╭──
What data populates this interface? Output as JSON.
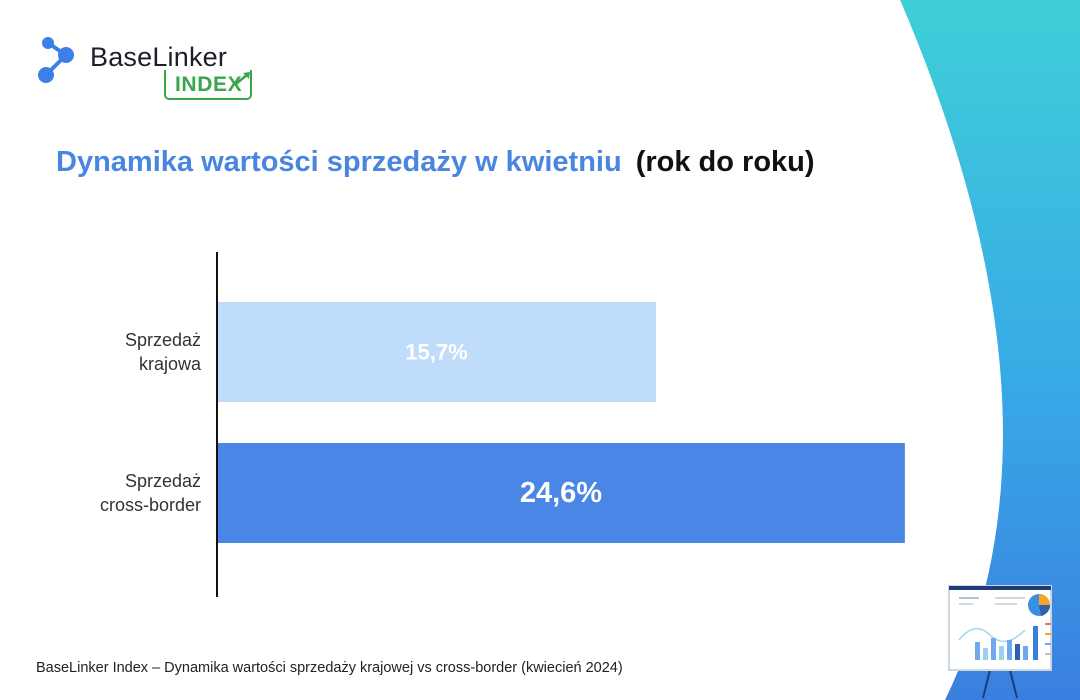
{
  "brand": {
    "name": "BaseLinker",
    "sub": "INDEX"
  },
  "title": {
    "main": "Dynamika wartości sprzedaży w kwietniu",
    "suffix": "(rok do roku)"
  },
  "footer": "BaseLinker Index – Dynamika wartości sprzedaży krajowej vs cross-border (kwiecień 2024)",
  "colors": {
    "accent": "#4a86e0",
    "bar_light": "#bfdcfb",
    "bar_dark": "#4a86e6",
    "brand_green": "#3aa64a"
  },
  "chart_data": {
    "type": "bar",
    "orientation": "horizontal",
    "categories": [
      [
        "Sprzedaż",
        "krajowa"
      ],
      [
        "Sprzedaż",
        "cross-border"
      ]
    ],
    "values": [
      15.7,
      24.6
    ],
    "value_labels": [
      "15,7%",
      "24,6%"
    ],
    "unit": "%",
    "xlim": [
      0,
      30
    ],
    "grid": false,
    "legend": "none"
  }
}
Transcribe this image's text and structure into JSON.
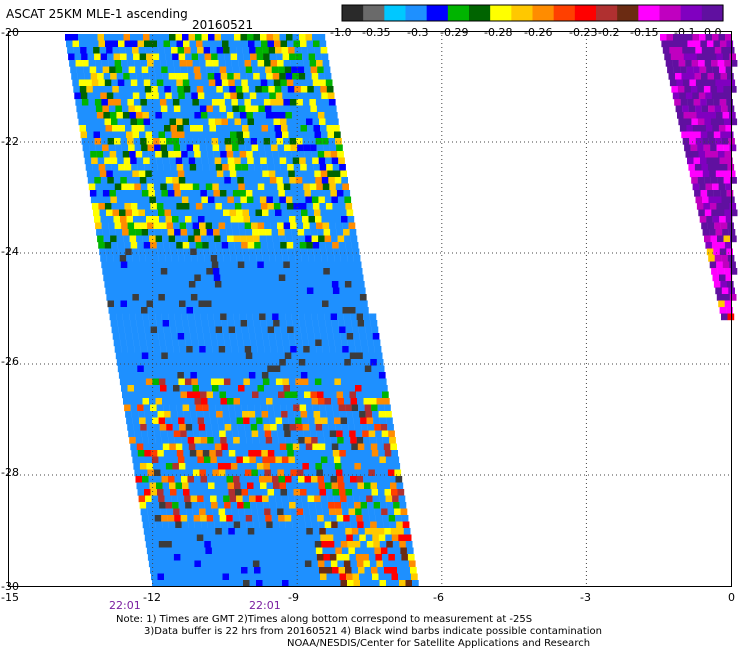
{
  "header": {
    "title": "ASCAT 25KM MLE-1 ascending",
    "date": "20160521"
  },
  "colorbar": {
    "labels": [
      "-1.0",
      "-0.35",
      "-0.3",
      "-0.29",
      "-0.28",
      "-0.26",
      "-0.23",
      "-0.2",
      "-0.15",
      "-0.1",
      "0.0"
    ],
    "colors": [
      "#2a2a2a",
      "#6a6a6a",
      "#00c8ff",
      "#1e90ff",
      "#0000ff",
      "#00b400",
      "#006400",
      "#ffff00",
      "#ffc800",
      "#ff8c00",
      "#ff4000",
      "#ff0000",
      "#b03030",
      "#6b2b12",
      "#ff00ff",
      "#c000c0",
      "#8000c0",
      "#6010a0"
    ]
  },
  "axes": {
    "x_ticks": [
      "-15",
      "-12",
      "-9",
      "-6",
      "-3",
      "0"
    ],
    "y_ticks": [
      "-20",
      "-22",
      "-24",
      "-26",
      "-28",
      "-30"
    ],
    "x_range": [
      -15,
      0
    ],
    "y_range": [
      -30,
      -20
    ]
  },
  "swath_times": [
    "22:01",
    "22:01"
  ],
  "notes": [
    "Note: 1) Times are GMT 2)Times along bottom correspond to measurement at -25S",
    "3)Data buffer is 22 hrs from 20160521 4) Black wind barbs indicate possible contamination",
    "NOAA/NESDIS/Center for Satellite Applications and Research"
  ]
}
╰──
» **Given instruction**
Every record above should be transcribed exactly; the pictures stay out of the copy.

» **Worked solution**
What data populates this interface? Output as JSON.
{
  "brand": {
    "name": "BaseLinker",
    "sub": "INDEX"
  },
  "title": {
    "main": "Dynamika wartości sprzedaży w kwietniu",
    "suffix": "(rok do roku)"
  },
  "footer": "BaseLinker Index – Dynamika wartości sprzedaży krajowej vs cross-border (kwiecień 2024)",
  "colors": {
    "accent": "#4a86e0",
    "bar_light": "#bfdcfb",
    "bar_dark": "#4a86e6",
    "brand_green": "#3aa64a"
  },
  "chart_data": {
    "type": "bar",
    "orientation": "horizontal",
    "categories": [
      [
        "Sprzedaż",
        "krajowa"
      ],
      [
        "Sprzedaż",
        "cross-border"
      ]
    ],
    "values": [
      15.7,
      24.6
    ],
    "value_labels": [
      "15,7%",
      "24,6%"
    ],
    "unit": "%",
    "xlim": [
      0,
      30
    ],
    "grid": false,
    "legend": "none"
  }
}
Transcribe this image's text and structure into JSON.
{
  "header": {
    "title": "ASCAT 25KM MLE-1 ascending",
    "date": "20160521"
  },
  "colorbar": {
    "labels": [
      "-1.0",
      "-0.35",
      "-0.3",
      "-0.29",
      "-0.28",
      "-0.26",
      "-0.23",
      "-0.2",
      "-0.15",
      "-0.1",
      "0.0"
    ],
    "colors": [
      "#2a2a2a",
      "#6a6a6a",
      "#00c8ff",
      "#1e90ff",
      "#0000ff",
      "#00b400",
      "#006400",
      "#ffff00",
      "#ffc800",
      "#ff8c00",
      "#ff4000",
      "#ff0000",
      "#b03030",
      "#6b2b12",
      "#ff00ff",
      "#c000c0",
      "#8000c0",
      "#6010a0"
    ]
  },
  "axes": {
    "x_ticks": [
      "-15",
      "-12",
      "-9",
      "-6",
      "-3",
      "0"
    ],
    "y_ticks": [
      "-20",
      "-22",
      "-24",
      "-26",
      "-28",
      "-30"
    ],
    "x_range": [
      -15,
      0
    ],
    "y_range": [
      -30,
      -20
    ]
  },
  "swath_times": [
    "22:01",
    "22:01"
  ],
  "notes": [
    "Note: 1) Times are GMT 2)Times along bottom correspond to measurement at -25S",
    "3)Data buffer is 22 hrs from 20160521 4) Black wind barbs indicate possible contamination",
    "NOAA/NESDIS/Center for Satellite Applications and Research"
  ]
}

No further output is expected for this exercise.